Filter the entries and keep only the lines where the string "JSON" appears.

begin

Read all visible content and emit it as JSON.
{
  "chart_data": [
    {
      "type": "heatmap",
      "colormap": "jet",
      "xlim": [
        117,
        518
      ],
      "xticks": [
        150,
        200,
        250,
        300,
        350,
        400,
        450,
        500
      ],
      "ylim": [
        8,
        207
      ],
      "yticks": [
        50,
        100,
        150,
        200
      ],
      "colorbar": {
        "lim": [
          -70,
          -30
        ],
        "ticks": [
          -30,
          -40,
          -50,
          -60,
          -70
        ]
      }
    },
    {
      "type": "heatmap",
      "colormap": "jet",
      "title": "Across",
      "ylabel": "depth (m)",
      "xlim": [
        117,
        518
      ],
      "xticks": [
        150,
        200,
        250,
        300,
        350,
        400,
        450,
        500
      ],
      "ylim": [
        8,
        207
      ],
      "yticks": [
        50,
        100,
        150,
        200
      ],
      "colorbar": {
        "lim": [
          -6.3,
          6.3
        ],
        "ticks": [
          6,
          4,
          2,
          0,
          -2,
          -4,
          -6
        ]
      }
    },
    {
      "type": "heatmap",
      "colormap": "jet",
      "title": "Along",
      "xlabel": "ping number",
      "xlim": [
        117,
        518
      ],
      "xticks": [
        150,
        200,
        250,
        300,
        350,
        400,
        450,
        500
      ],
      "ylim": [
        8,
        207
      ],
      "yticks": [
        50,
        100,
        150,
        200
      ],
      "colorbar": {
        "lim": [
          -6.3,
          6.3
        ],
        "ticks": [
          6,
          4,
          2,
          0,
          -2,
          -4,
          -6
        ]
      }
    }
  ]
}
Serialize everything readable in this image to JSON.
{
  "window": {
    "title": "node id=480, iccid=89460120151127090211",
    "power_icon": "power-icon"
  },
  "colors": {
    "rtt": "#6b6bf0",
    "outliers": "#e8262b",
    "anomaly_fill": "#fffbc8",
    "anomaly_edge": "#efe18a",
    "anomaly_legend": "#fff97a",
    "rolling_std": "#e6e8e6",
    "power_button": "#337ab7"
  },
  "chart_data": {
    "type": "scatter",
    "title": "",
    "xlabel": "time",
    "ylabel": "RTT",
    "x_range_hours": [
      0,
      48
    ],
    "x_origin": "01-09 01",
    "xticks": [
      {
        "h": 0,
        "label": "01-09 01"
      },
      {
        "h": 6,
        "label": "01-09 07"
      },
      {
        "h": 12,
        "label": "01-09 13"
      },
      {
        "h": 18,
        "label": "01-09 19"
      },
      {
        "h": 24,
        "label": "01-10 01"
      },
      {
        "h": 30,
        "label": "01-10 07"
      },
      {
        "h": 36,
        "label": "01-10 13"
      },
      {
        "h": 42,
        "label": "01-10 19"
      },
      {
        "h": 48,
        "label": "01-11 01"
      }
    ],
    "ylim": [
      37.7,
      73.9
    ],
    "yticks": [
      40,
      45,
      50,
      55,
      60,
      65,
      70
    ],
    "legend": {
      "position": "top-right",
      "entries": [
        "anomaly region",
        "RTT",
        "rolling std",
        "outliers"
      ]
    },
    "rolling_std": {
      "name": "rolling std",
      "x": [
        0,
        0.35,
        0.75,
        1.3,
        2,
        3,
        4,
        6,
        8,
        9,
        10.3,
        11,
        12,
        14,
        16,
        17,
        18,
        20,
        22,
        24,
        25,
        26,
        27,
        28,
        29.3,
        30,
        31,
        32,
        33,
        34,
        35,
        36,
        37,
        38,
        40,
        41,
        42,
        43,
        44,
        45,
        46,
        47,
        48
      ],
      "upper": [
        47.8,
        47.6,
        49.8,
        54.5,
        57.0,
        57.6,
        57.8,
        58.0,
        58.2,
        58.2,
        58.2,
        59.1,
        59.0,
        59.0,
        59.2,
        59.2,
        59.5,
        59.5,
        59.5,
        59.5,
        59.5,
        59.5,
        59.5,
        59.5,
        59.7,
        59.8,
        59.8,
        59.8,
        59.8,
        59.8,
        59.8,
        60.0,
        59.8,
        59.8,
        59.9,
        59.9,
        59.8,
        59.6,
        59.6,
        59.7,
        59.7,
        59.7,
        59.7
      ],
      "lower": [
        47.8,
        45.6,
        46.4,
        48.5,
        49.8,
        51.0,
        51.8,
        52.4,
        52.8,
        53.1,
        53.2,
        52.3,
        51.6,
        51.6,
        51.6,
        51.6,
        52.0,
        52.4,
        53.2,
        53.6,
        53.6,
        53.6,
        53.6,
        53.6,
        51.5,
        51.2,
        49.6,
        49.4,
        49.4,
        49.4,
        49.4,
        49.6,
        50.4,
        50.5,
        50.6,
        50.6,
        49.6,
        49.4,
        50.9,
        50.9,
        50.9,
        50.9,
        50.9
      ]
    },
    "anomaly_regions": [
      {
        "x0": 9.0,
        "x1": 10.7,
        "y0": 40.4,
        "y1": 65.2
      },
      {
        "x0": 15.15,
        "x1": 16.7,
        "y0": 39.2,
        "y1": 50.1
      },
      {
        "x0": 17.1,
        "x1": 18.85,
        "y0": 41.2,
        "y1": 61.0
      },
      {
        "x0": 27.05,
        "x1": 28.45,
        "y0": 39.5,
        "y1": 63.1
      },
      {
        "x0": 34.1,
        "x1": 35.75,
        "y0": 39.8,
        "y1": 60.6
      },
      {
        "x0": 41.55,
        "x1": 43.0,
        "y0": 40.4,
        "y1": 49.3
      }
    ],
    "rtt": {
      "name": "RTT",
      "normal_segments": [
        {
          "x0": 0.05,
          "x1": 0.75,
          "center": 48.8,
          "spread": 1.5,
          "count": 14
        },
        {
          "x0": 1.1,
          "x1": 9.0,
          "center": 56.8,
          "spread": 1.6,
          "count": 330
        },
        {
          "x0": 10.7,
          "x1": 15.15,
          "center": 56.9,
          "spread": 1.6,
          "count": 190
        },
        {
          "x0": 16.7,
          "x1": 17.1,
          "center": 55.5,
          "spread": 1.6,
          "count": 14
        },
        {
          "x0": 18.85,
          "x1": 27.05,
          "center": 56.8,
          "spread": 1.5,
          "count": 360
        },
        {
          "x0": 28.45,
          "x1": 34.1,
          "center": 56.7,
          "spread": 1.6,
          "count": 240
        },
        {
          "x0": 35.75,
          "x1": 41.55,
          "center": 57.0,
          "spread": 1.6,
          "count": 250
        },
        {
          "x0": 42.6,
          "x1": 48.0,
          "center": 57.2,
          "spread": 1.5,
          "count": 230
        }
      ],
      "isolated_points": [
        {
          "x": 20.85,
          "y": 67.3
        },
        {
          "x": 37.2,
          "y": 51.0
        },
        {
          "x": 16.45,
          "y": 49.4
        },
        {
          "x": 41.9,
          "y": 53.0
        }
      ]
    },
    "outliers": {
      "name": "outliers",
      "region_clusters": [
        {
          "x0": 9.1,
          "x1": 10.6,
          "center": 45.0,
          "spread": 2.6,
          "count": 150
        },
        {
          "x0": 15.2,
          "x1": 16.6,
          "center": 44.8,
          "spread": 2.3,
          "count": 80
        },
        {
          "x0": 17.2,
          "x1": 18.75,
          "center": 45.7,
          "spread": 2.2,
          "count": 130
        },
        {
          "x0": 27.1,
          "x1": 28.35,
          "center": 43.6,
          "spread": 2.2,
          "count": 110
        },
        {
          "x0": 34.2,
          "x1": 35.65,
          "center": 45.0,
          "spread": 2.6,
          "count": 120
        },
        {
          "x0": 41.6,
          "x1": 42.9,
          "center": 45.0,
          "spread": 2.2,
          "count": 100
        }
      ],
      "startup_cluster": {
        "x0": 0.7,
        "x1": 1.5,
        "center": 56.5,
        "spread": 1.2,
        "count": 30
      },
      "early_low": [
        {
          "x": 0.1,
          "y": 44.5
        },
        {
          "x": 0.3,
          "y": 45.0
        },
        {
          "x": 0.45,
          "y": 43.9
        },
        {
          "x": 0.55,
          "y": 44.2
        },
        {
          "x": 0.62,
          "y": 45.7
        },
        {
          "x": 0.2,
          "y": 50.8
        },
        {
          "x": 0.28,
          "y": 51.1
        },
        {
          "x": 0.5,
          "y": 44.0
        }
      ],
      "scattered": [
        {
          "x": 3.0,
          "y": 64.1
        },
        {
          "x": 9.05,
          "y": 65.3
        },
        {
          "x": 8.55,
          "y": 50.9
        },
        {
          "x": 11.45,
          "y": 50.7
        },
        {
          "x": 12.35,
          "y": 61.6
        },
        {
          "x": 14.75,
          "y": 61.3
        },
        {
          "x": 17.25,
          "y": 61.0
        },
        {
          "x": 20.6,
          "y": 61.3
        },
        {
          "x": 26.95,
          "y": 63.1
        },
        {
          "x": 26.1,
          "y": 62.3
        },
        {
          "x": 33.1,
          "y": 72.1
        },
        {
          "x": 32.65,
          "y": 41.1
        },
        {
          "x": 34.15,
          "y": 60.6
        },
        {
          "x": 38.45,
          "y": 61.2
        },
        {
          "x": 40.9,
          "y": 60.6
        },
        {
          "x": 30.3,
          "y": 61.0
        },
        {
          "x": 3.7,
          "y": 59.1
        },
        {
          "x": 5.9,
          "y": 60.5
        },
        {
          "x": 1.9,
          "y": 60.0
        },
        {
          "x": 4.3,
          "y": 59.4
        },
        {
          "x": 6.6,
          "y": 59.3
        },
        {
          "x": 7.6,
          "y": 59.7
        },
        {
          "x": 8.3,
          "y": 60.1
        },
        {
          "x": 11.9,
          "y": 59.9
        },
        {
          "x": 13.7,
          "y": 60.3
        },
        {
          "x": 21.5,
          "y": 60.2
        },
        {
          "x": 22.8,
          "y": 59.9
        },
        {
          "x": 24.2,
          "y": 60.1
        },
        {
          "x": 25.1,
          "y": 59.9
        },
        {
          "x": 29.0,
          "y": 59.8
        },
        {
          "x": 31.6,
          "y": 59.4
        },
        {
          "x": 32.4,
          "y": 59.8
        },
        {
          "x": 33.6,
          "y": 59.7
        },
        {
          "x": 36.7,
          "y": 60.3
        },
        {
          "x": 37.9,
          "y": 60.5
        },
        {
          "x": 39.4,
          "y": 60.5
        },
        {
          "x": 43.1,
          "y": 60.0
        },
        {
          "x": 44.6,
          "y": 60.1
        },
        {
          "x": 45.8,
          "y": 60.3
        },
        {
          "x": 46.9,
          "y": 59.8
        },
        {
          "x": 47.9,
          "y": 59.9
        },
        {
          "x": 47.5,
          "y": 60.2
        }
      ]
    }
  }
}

end

### [TASK OUTPUT]
Read all visible content and emit it as JSON.
Serialize everything readable in this image to JSON.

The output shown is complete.